Go through the entries below and print each one exactly, leaving out pictures.

┄┄┄┄┄┄┄┄┄┄┄┄┄┄┄┄┄┄┄┄

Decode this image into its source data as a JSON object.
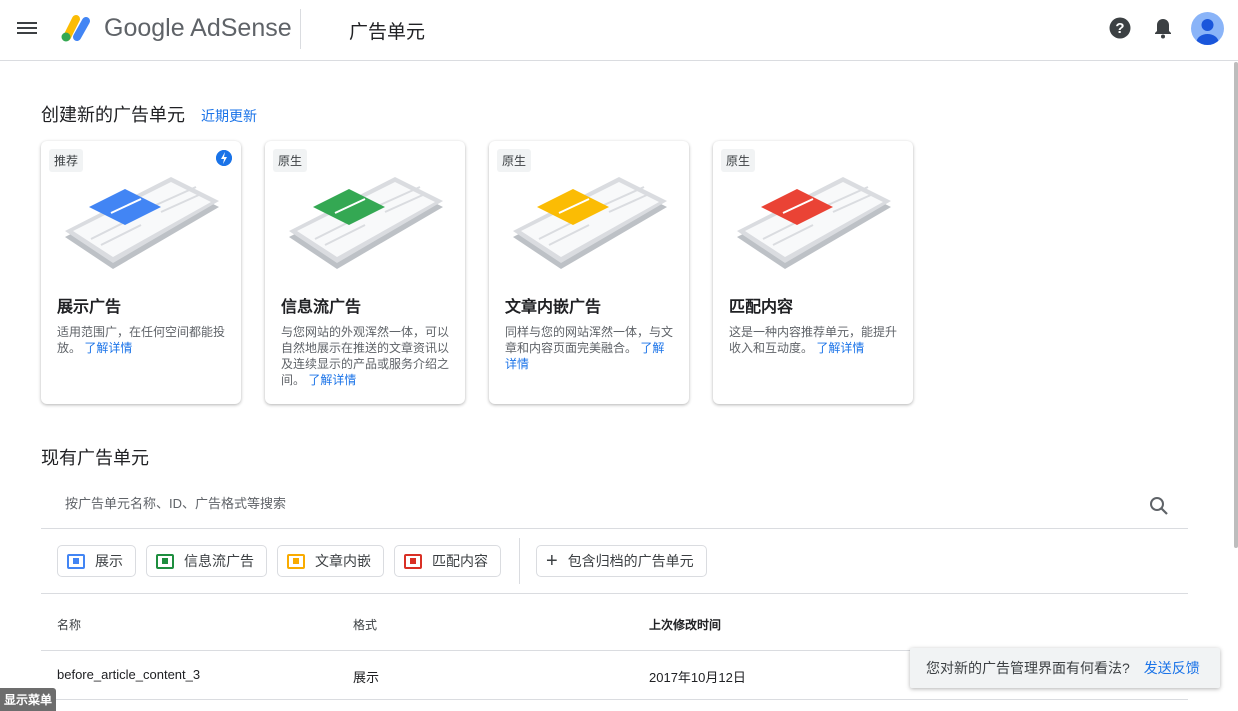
{
  "header": {
    "brand": "Google AdSense",
    "page_title": "广告单元",
    "icons": [
      "menu-icon",
      "help-icon",
      "bell-icon",
      "avatar"
    ]
  },
  "create": {
    "title": "创建新的广告单元",
    "recent_updates": "近期更新",
    "cards": [
      {
        "tag": "推荐",
        "title": "展示广告",
        "desc": "适用范围广，在任何空间都能投放。",
        "learn_more": "了解详情",
        "color": "#4285f4",
        "recommended": true
      },
      {
        "tag": "原生",
        "title": "信息流广告",
        "desc": "与您网站的外观浑然一体，可以自然地展示在推送的文章资讯以及连续显示的产品或服务介绍之间。",
        "learn_more": "了解详情",
        "color": "#34a853"
      },
      {
        "tag": "原生",
        "title": "文章内嵌广告",
        "desc": "同样与您的网站浑然一体，与文章和内容页面完美融合。",
        "learn_more": "了解详情",
        "color": "#fbbc04"
      },
      {
        "tag": "原生",
        "title": "匹配内容",
        "desc": "这是一种内容推荐单元，能提升收入和互动度。",
        "learn_more": "了解详情",
        "color": "#ea4335"
      }
    ]
  },
  "existing": {
    "title": "现有广告单元",
    "search_placeholder": "按广告单元名称、ID、广告格式等搜索",
    "filters": [
      {
        "label": "展示",
        "color": "#4285f4"
      },
      {
        "label": "信息流广告",
        "color": "#1e8e3e"
      },
      {
        "label": "文章内嵌",
        "color": "#f9ab00"
      },
      {
        "label": "匹配内容",
        "color": "#d93025"
      }
    ],
    "archived_label": "包含归档的广告单元",
    "columns": [
      "名称",
      "格式",
      "上次修改时间"
    ],
    "rows": [
      {
        "name": "before_article_content_3",
        "format": "展示",
        "modified": "2017年10月12日"
      }
    ]
  },
  "feedback": {
    "question": "您对新的广告管理界面有何看法?",
    "action": "发送反馈"
  },
  "show_menu": "显示菜单"
}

┄┄┄┄┄┄┄┄┄┄┄┄┄┄┄┄┄┄┄┄

(Result of the task)
Decode this image into its source data as a JSON object.
{
  "header": {
    "brand": "Google AdSense",
    "page_title": "广告单元",
    "icons": [
      "menu-icon",
      "help-icon",
      "bell-icon",
      "avatar"
    ]
  },
  "create": {
    "title": "创建新的广告单元",
    "recent_updates": "近期更新",
    "cards": [
      {
        "tag": "推荐",
        "title": "展示广告",
        "desc": "适用范围广，在任何空间都能投放。",
        "learn_more": "了解详情",
        "color": "#4285f4",
        "recommended": true
      },
      {
        "tag": "原生",
        "title": "信息流广告",
        "desc": "与您网站的外观浑然一体，可以自然地展示在推送的文章资讯以及连续显示的产品或服务介绍之间。",
        "learn_more": "了解详情",
        "color": "#34a853"
      },
      {
        "tag": "原生",
        "title": "文章内嵌广告",
        "desc": "同样与您的网站浑然一体，与文章和内容页面完美融合。",
        "learn_more": "了解详情",
        "color": "#fbbc04"
      },
      {
        "tag": "原生",
        "title": "匹配内容",
        "desc": "这是一种内容推荐单元，能提升收入和互动度。",
        "learn_more": "了解详情",
        "color": "#ea4335"
      }
    ]
  },
  "existing": {
    "title": "现有广告单元",
    "search_placeholder": "按广告单元名称、ID、广告格式等搜索",
    "filters": [
      {
        "label": "展示",
        "color": "#4285f4"
      },
      {
        "label": "信息流广告",
        "color": "#1e8e3e"
      },
      {
        "label": "文章内嵌",
        "color": "#f9ab00"
      },
      {
        "label": "匹配内容",
        "color": "#d93025"
      }
    ],
    "archived_label": "包含归档的广告单元",
    "columns": [
      "名称",
      "格式",
      "上次修改时间"
    ],
    "rows": [
      {
        "name": "before_article_content_3",
        "format": "展示",
        "modified": "2017年10月12日"
      }
    ]
  },
  "feedback": {
    "question": "您对新的广告管理界面有何看法?",
    "action": "发送反馈"
  },
  "show_menu": "显示菜单"
}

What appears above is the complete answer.